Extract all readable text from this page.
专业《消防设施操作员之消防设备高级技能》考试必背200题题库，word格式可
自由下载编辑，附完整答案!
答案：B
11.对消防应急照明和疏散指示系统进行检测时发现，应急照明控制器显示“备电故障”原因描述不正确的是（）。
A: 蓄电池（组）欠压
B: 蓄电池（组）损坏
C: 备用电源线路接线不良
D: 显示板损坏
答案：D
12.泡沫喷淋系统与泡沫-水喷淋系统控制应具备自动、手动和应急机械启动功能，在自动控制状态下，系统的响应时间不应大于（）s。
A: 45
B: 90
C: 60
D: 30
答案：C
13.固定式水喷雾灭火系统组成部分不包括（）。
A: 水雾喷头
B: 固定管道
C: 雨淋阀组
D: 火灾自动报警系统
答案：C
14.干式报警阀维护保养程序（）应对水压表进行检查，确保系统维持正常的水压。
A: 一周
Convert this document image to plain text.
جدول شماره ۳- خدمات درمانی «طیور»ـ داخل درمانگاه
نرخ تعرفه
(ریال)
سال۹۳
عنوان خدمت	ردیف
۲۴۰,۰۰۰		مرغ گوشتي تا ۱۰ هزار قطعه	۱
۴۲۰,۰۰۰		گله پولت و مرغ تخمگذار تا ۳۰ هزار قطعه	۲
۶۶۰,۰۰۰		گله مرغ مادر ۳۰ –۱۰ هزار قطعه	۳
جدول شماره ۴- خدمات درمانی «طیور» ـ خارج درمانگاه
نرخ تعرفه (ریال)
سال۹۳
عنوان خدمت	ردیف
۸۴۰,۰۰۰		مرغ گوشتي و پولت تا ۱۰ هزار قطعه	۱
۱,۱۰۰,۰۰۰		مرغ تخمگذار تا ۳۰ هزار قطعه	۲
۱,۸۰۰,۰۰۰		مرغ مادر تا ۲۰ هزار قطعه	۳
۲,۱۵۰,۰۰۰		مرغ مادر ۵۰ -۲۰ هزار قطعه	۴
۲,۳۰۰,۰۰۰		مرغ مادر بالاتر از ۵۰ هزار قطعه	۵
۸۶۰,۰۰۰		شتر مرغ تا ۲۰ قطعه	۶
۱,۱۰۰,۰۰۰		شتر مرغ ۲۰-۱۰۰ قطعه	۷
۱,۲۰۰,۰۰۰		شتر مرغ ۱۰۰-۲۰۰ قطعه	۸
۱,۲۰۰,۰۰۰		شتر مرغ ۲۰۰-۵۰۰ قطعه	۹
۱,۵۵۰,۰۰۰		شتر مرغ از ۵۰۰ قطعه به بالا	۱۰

□ □ □ □ □

Written exercise — Copy each line containing the word "درمانگاه" from the data.

Result below —
جدول شماره ۳- خدمات درمانی «طیور»ـ داخل درمانگاه
جدول شماره ۴- خدمات درمانی «طیور» ـ خارج درمانگاه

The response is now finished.